= WHAT IS NEEDED =
The entries below are to be transcribed in full, without their images.

(Collected data entries)
>>>
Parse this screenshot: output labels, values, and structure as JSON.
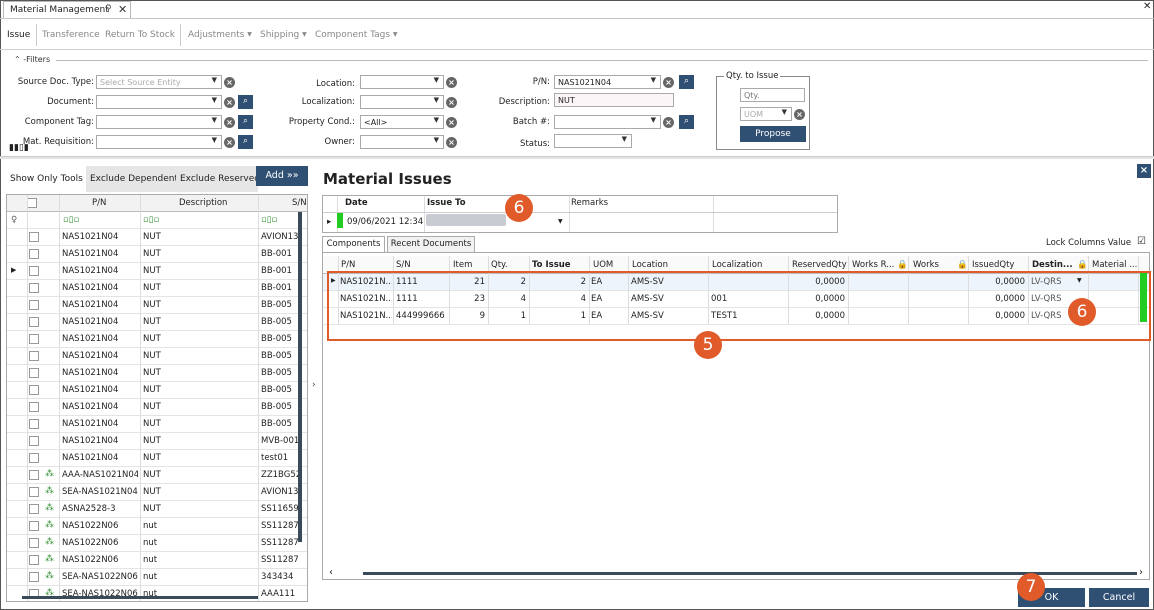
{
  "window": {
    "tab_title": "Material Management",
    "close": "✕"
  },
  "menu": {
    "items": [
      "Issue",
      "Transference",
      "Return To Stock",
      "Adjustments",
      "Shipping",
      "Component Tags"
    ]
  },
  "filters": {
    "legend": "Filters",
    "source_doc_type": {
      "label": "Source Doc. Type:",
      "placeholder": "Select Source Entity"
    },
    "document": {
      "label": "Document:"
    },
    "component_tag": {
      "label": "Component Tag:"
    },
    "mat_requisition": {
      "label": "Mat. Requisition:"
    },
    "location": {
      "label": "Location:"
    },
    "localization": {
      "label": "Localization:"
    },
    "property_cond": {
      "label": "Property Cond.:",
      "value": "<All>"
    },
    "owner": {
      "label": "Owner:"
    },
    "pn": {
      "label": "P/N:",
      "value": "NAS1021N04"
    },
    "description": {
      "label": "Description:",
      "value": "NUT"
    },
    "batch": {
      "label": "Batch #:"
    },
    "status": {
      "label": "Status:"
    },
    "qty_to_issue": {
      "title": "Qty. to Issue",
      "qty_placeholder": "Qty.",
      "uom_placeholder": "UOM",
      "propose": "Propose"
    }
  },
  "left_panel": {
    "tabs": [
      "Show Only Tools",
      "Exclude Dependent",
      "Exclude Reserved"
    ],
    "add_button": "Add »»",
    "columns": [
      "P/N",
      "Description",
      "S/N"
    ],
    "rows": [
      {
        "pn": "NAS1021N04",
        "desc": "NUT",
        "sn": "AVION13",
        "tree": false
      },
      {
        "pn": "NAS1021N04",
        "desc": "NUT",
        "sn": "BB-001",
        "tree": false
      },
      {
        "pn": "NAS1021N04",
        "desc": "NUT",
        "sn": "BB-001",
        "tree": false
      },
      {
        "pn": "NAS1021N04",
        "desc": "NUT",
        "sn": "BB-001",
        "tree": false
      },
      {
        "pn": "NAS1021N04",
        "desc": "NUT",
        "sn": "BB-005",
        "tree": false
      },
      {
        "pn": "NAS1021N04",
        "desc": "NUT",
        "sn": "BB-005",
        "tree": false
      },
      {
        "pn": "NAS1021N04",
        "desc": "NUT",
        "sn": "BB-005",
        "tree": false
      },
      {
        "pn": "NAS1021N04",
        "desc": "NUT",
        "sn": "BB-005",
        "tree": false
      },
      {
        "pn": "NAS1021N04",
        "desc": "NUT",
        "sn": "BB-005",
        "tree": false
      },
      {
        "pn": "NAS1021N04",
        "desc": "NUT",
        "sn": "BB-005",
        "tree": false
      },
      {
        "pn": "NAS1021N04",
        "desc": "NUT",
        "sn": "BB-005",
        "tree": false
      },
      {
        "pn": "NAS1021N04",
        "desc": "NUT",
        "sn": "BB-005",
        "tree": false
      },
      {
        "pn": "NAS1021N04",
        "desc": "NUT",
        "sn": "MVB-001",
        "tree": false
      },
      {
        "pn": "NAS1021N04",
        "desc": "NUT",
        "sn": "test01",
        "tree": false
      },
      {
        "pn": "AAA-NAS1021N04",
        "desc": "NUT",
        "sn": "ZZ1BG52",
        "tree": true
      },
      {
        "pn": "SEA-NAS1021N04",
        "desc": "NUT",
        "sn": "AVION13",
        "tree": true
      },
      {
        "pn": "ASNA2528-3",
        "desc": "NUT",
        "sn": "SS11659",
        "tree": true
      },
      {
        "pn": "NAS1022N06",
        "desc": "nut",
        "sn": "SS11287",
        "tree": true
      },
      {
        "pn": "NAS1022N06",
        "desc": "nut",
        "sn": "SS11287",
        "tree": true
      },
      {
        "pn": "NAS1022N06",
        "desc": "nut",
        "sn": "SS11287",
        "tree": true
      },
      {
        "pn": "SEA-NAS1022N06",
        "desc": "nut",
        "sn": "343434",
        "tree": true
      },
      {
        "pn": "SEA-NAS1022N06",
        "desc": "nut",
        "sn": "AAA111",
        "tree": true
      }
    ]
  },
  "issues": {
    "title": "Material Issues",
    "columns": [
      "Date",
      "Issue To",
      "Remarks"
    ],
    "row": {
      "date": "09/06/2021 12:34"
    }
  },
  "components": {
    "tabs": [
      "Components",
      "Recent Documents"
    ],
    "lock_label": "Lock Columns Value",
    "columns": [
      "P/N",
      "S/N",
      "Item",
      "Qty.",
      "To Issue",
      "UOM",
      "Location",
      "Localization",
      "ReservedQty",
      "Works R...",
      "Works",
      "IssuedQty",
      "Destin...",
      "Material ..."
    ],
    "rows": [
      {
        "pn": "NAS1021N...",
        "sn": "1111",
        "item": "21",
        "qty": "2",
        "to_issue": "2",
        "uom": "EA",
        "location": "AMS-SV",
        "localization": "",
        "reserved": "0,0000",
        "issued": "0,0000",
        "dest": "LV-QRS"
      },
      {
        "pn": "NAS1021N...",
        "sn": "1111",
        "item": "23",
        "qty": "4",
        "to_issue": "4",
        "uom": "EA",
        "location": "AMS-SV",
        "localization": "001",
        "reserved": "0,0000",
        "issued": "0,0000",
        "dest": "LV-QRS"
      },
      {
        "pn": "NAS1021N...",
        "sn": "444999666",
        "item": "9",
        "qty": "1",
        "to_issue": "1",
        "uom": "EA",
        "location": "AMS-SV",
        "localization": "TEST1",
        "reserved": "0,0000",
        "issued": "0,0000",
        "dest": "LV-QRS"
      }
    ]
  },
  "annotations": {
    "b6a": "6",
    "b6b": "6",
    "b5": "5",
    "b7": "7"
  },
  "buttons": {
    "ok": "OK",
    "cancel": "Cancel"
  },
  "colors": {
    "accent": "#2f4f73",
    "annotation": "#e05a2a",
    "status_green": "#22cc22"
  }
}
<<<
= WRITTEN ANSWER =
Parse this screenshot: output labels, values, and structure as JSON.
{
  "window": {
    "tab_title": "Material Management",
    "close": "✕"
  },
  "menu": {
    "items": [
      "Issue",
      "Transference",
      "Return To Stock",
      "Adjustments",
      "Shipping",
      "Component Tags"
    ]
  },
  "filters": {
    "legend": "Filters",
    "source_doc_type": {
      "label": "Source Doc. Type:",
      "placeholder": "Select Source Entity"
    },
    "document": {
      "label": "Document:"
    },
    "component_tag": {
      "label": "Component Tag:"
    },
    "mat_requisition": {
      "label": "Mat. Requisition:"
    },
    "location": {
      "label": "Location:"
    },
    "localization": {
      "label": "Localization:"
    },
    "property_cond": {
      "label": "Property Cond.:",
      "value": "<All>"
    },
    "owner": {
      "label": "Owner:"
    },
    "pn": {
      "label": "P/N:",
      "value": "NAS1021N04"
    },
    "description": {
      "label": "Description:",
      "value": "NUT"
    },
    "batch": {
      "label": "Batch #:"
    },
    "status": {
      "label": "Status:"
    },
    "qty_to_issue": {
      "title": "Qty. to Issue",
      "qty_placeholder": "Qty.",
      "uom_placeholder": "UOM",
      "propose": "Propose"
    }
  },
  "left_panel": {
    "tabs": [
      "Show Only Tools",
      "Exclude Dependent",
      "Exclude Reserved"
    ],
    "add_button": "Add »»",
    "columns": [
      "P/N",
      "Description",
      "S/N"
    ],
    "rows": [
      {
        "pn": "NAS1021N04",
        "desc": "NUT",
        "sn": "AVION13",
        "tree": false
      },
      {
        "pn": "NAS1021N04",
        "desc": "NUT",
        "sn": "BB-001",
        "tree": false
      },
      {
        "pn": "NAS1021N04",
        "desc": "NUT",
        "sn": "BB-001",
        "tree": false
      },
      {
        "pn": "NAS1021N04",
        "desc": "NUT",
        "sn": "BB-001",
        "tree": false
      },
      {
        "pn": "NAS1021N04",
        "desc": "NUT",
        "sn": "BB-005",
        "tree": false
      },
      {
        "pn": "NAS1021N04",
        "desc": "NUT",
        "sn": "BB-005",
        "tree": false
      },
      {
        "pn": "NAS1021N04",
        "desc": "NUT",
        "sn": "BB-005",
        "tree": false
      },
      {
        "pn": "NAS1021N04",
        "desc": "NUT",
        "sn": "BB-005",
        "tree": false
      },
      {
        "pn": "NAS1021N04",
        "desc": "NUT",
        "sn": "BB-005",
        "tree": false
      },
      {
        "pn": "NAS1021N04",
        "desc": "NUT",
        "sn": "BB-005",
        "tree": false
      },
      {
        "pn": "NAS1021N04",
        "desc": "NUT",
        "sn": "BB-005",
        "tree": false
      },
      {
        "pn": "NAS1021N04",
        "desc": "NUT",
        "sn": "BB-005",
        "tree": false
      },
      {
        "pn": "NAS1021N04",
        "desc": "NUT",
        "sn": "MVB-001",
        "tree": false
      },
      {
        "pn": "NAS1021N04",
        "desc": "NUT",
        "sn": "test01",
        "tree": false
      },
      {
        "pn": "AAA-NAS1021N04",
        "desc": "NUT",
        "sn": "ZZ1BG52",
        "tree": true
      },
      {
        "pn": "SEA-NAS1021N04",
        "desc": "NUT",
        "sn": "AVION13",
        "tree": true
      },
      {
        "pn": "ASNA2528-3",
        "desc": "NUT",
        "sn": "SS11659",
        "tree": true
      },
      {
        "pn": "NAS1022N06",
        "desc": "nut",
        "sn": "SS11287",
        "tree": true
      },
      {
        "pn": "NAS1022N06",
        "desc": "nut",
        "sn": "SS11287",
        "tree": true
      },
      {
        "pn": "NAS1022N06",
        "desc": "nut",
        "sn": "SS11287",
        "tree": true
      },
      {
        "pn": "SEA-NAS1022N06",
        "desc": "nut",
        "sn": "343434",
        "tree": true
      },
      {
        "pn": "SEA-NAS1022N06",
        "desc": "nut",
        "sn": "AAA111",
        "tree": true
      }
    ]
  },
  "issues": {
    "title": "Material Issues",
    "columns": [
      "Date",
      "Issue To",
      "Remarks"
    ],
    "row": {
      "date": "09/06/2021 12:34"
    }
  },
  "components": {
    "tabs": [
      "Components",
      "Recent Documents"
    ],
    "lock_label": "Lock Columns Value",
    "columns": [
      "P/N",
      "S/N",
      "Item",
      "Qty.",
      "To Issue",
      "UOM",
      "Location",
      "Localization",
      "ReservedQty",
      "Works R...",
      "Works",
      "IssuedQty",
      "Destin...",
      "Material ..."
    ],
    "rows": [
      {
        "pn": "NAS1021N...",
        "sn": "1111",
        "item": "21",
        "qty": "2",
        "to_issue": "2",
        "uom": "EA",
        "location": "AMS-SV",
        "localization": "",
        "reserved": "0,0000",
        "issued": "0,0000",
        "dest": "LV-QRS"
      },
      {
        "pn": "NAS1021N...",
        "sn": "1111",
        "item": "23",
        "qty": "4",
        "to_issue": "4",
        "uom": "EA",
        "location": "AMS-SV",
        "localization": "001",
        "reserved": "0,0000",
        "issued": "0,0000",
        "dest": "LV-QRS"
      },
      {
        "pn": "NAS1021N...",
        "sn": "444999666",
        "item": "9",
        "qty": "1",
        "to_issue": "1",
        "uom": "EA",
        "location": "AMS-SV",
        "localization": "TEST1",
        "reserved": "0,0000",
        "issued": "0,0000",
        "dest": "LV-QRS"
      }
    ]
  },
  "annotations": {
    "b6a": "6",
    "b6b": "6",
    "b5": "5",
    "b7": "7"
  },
  "buttons": {
    "ok": "OK",
    "cancel": "Cancel"
  },
  "colors": {
    "accent": "#2f4f73",
    "annotation": "#e05a2a",
    "status_green": "#22cc22"
  }
}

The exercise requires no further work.